### Do this:
Collect all the lines that mention the word "wifi".

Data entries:
☆ ☆ ☆ ☆ ☆
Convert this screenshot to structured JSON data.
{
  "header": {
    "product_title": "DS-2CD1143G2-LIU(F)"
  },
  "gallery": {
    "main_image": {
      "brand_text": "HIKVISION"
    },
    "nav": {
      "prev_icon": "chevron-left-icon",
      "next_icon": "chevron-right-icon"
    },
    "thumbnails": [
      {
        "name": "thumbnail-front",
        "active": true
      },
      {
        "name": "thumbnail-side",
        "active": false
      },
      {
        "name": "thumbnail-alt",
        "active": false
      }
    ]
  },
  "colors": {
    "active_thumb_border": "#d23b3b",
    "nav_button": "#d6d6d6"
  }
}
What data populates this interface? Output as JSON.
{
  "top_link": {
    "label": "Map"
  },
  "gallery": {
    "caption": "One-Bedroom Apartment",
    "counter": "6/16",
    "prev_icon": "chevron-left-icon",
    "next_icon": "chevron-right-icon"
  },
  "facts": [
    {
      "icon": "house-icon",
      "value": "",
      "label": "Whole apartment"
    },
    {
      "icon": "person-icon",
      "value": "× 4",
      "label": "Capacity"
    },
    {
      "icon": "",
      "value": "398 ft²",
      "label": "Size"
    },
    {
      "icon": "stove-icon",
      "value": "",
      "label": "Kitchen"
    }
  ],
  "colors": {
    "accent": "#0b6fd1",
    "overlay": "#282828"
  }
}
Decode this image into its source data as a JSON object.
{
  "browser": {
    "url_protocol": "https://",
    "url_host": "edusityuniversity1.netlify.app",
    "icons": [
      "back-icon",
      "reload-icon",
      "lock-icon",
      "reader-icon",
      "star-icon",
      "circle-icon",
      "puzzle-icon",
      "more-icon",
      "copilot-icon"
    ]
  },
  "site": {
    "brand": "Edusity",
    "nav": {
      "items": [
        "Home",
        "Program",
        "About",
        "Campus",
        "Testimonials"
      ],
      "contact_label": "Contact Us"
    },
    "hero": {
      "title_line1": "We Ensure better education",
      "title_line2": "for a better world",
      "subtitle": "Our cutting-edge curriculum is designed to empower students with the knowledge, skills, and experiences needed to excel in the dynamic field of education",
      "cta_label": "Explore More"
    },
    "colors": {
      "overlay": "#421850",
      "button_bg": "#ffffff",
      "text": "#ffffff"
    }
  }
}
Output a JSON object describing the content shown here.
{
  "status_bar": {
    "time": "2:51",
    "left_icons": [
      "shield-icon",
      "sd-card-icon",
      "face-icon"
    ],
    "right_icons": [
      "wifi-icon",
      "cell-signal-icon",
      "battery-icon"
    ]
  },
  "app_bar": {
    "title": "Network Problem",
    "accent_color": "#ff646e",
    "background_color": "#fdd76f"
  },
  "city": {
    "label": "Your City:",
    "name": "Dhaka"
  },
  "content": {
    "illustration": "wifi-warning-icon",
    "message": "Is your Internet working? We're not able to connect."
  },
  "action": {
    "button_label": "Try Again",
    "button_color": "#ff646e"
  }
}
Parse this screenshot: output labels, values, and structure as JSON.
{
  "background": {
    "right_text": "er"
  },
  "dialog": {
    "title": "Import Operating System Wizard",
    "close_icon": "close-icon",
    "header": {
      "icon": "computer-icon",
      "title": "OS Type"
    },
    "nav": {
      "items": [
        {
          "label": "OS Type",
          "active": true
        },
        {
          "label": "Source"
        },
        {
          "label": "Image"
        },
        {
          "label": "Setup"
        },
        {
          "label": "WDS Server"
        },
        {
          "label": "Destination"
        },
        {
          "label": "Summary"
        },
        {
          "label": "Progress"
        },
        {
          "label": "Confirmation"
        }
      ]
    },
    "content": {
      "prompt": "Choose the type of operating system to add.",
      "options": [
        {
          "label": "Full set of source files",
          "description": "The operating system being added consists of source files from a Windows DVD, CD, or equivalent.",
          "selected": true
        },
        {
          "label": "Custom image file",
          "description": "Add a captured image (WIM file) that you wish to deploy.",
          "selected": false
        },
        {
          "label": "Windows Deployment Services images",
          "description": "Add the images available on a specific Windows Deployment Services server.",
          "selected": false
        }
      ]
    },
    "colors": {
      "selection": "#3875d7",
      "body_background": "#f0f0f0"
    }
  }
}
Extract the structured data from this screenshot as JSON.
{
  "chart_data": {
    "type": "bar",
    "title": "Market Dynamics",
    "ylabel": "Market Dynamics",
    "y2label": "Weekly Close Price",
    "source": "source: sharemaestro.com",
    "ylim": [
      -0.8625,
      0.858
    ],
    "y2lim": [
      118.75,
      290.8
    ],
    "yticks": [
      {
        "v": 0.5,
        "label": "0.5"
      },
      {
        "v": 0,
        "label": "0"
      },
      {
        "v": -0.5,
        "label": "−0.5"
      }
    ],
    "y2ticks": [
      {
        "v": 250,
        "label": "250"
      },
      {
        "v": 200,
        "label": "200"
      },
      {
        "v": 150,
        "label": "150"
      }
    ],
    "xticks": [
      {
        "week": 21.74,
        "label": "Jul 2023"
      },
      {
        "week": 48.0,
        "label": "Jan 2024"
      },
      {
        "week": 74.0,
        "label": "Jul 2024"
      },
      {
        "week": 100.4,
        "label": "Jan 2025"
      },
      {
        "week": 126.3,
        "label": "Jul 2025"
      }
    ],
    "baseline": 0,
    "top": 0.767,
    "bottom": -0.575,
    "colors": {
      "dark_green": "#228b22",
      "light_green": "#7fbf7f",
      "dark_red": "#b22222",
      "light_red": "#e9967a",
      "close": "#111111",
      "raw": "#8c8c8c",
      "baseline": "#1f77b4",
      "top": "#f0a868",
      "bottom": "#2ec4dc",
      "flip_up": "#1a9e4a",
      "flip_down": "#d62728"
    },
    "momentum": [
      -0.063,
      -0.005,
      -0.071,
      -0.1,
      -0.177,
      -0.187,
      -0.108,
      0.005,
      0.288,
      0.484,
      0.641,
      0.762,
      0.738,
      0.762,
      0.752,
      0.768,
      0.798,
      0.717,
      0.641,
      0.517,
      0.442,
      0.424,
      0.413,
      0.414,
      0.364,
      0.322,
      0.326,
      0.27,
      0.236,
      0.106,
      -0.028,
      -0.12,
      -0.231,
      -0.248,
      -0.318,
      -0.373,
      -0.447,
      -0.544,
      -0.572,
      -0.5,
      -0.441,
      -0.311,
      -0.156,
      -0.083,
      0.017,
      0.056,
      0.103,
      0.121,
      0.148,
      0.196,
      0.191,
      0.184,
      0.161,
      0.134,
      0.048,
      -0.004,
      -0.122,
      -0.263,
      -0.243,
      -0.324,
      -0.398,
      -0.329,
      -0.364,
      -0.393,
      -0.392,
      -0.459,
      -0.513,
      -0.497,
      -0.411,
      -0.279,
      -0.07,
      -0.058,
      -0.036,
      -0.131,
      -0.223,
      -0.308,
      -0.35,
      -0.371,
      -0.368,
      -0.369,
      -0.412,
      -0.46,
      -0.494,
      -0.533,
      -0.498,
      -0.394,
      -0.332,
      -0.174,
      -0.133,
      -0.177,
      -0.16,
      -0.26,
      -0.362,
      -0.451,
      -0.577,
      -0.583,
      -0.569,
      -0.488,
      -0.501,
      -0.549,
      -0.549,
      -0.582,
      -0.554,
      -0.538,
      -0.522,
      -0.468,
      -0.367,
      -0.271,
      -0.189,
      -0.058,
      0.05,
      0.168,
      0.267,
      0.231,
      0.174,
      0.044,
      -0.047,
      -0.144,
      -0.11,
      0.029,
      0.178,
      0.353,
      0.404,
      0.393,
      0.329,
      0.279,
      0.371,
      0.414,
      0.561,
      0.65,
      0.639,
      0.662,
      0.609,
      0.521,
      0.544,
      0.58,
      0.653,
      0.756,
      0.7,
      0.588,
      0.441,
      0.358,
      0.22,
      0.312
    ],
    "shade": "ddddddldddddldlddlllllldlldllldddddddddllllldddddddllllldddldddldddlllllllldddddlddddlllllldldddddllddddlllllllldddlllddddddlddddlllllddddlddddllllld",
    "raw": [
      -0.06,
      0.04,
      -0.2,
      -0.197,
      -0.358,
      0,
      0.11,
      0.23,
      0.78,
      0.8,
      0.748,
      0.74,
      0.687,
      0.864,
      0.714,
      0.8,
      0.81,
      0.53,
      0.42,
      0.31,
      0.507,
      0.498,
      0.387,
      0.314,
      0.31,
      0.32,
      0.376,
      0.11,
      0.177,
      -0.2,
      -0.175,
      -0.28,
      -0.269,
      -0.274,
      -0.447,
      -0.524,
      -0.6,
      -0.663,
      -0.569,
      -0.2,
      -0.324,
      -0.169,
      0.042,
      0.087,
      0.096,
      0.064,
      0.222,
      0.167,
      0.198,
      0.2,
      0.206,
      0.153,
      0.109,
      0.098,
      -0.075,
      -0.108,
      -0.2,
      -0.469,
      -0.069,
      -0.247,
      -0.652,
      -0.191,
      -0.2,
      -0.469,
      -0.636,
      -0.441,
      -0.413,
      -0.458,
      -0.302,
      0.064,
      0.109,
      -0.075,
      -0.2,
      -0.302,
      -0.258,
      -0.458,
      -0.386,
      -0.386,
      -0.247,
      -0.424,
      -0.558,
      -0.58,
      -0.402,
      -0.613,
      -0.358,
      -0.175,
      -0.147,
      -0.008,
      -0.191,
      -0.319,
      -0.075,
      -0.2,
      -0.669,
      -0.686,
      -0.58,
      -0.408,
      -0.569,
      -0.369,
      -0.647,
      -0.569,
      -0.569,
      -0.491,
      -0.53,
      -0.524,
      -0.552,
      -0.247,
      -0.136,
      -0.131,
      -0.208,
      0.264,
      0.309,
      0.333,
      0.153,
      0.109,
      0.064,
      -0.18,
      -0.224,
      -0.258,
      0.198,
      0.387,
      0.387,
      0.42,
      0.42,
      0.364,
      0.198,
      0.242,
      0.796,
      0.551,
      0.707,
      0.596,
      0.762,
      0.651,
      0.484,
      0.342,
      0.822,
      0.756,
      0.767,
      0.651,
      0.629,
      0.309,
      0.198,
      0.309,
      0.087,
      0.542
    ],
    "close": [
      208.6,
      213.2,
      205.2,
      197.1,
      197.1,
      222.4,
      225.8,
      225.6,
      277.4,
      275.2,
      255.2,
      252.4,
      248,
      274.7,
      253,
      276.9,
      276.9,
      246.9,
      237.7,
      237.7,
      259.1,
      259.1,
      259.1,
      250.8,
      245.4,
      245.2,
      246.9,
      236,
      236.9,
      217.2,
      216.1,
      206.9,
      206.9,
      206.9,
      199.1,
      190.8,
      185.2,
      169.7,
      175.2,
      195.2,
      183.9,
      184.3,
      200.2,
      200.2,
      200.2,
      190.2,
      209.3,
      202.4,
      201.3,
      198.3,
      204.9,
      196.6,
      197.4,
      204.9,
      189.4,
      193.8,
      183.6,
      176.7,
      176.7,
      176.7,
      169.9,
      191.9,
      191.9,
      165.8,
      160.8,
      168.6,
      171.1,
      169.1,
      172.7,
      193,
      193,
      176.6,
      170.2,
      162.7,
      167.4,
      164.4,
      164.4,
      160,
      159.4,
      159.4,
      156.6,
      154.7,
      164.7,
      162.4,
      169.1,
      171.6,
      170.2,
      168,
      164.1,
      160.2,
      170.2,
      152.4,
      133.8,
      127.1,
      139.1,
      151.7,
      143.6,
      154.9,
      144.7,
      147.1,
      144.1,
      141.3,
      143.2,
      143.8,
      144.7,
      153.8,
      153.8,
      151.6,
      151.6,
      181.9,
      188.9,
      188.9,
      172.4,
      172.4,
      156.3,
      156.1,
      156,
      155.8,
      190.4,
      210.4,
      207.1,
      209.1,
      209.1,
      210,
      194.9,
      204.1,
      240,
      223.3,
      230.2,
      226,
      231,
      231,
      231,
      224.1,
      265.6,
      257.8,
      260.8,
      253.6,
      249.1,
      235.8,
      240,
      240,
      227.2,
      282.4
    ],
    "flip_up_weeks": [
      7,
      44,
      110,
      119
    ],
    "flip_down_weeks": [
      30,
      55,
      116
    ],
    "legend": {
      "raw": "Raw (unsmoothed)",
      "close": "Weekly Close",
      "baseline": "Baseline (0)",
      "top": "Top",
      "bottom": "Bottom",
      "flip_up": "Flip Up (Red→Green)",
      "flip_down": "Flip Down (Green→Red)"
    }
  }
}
☆ ☆ ☆ ☆ ☆
### Written reply:
      "wifi-icon",
    "illustration": "wifi-warning-icon",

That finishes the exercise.